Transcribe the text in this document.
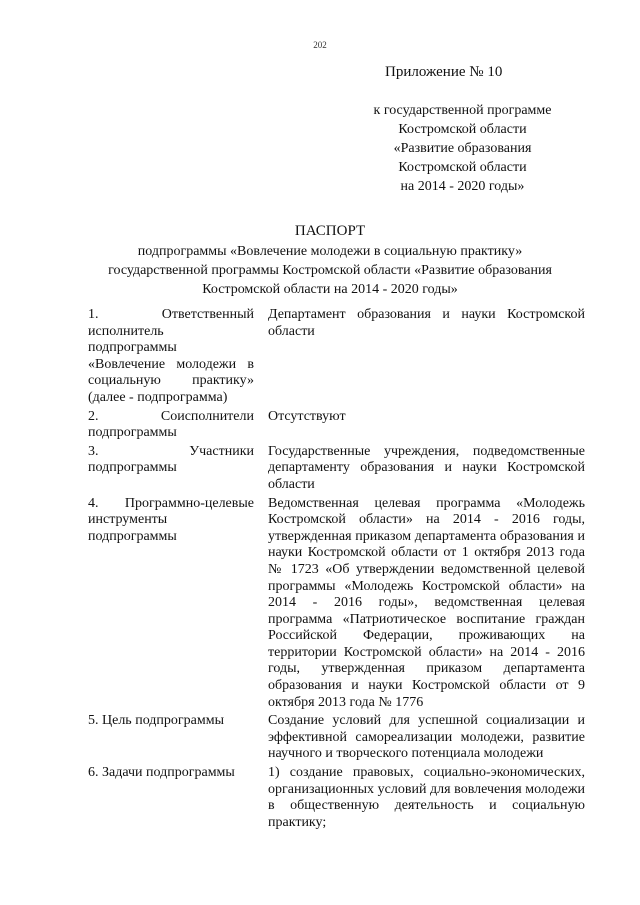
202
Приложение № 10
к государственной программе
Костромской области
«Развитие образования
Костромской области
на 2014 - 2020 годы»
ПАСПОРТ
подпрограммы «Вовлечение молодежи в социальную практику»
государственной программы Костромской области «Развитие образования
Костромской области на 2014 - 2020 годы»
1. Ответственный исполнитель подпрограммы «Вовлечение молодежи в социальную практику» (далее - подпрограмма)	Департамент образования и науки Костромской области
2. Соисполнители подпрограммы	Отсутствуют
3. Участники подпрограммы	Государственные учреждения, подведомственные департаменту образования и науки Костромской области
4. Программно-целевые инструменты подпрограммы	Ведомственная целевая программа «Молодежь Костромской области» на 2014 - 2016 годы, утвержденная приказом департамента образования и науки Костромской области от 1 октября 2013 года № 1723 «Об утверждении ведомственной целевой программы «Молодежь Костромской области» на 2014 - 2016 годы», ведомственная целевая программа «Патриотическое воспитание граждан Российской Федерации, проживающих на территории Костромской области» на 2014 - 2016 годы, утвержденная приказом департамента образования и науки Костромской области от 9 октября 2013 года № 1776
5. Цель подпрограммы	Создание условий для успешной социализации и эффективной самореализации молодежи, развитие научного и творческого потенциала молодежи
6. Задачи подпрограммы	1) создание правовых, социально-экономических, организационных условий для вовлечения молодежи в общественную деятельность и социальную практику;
- - -
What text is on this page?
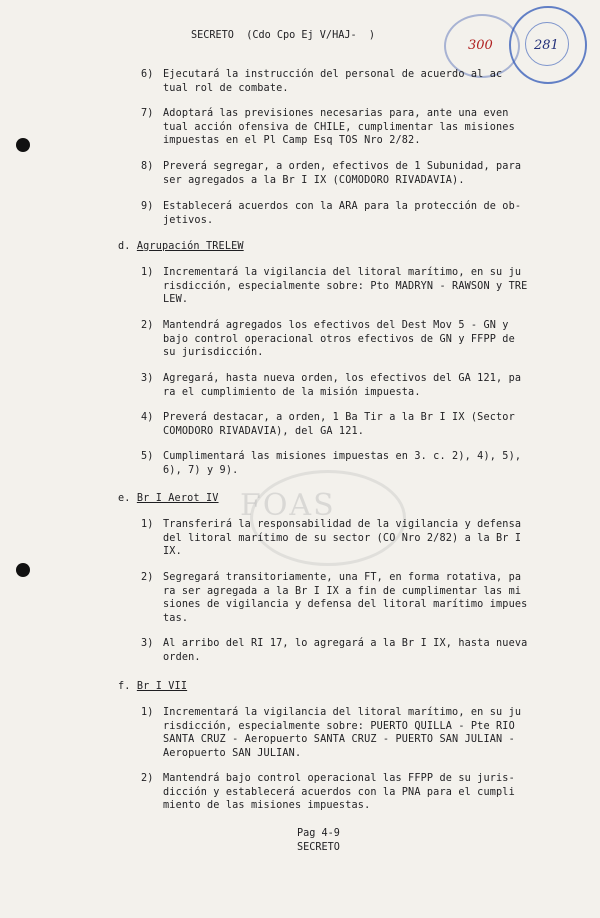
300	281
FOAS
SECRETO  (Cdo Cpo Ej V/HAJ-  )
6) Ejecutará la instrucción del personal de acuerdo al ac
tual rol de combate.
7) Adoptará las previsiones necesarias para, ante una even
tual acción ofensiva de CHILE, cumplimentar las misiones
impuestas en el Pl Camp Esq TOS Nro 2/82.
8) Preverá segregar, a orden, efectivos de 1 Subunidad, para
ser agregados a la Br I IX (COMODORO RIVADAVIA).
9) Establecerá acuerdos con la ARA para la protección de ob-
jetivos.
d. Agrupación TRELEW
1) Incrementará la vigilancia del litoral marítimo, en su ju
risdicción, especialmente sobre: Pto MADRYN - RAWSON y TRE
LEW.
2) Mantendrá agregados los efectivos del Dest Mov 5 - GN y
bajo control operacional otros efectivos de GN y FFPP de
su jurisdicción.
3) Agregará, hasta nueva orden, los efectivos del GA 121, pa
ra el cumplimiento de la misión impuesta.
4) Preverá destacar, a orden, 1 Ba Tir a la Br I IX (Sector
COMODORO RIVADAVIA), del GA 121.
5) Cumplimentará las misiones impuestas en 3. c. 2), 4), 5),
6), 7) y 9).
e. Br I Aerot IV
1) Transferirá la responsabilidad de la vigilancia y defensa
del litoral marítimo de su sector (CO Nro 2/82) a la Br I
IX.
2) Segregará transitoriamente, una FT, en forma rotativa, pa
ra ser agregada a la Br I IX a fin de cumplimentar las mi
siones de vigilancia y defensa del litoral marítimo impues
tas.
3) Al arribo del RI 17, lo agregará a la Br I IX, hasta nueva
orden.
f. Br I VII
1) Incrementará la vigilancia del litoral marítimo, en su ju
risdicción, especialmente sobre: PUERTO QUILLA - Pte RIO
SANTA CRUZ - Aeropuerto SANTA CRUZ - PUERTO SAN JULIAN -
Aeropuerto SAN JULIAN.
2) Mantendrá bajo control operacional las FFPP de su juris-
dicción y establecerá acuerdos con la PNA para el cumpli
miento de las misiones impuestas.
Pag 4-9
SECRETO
- - -
Description of the task - Within the listing above, find every line containing the string "marítimo" and return it.

Response -
1) Incrementará la vigilancia del litoral marítimo, en su ju
del litoral marítimo de su sector (CO Nro 2/82) a la Br I
siones de vigilancia y defensa del litoral marítimo impues
1) Incrementará la vigilancia del litoral marítimo, en su ju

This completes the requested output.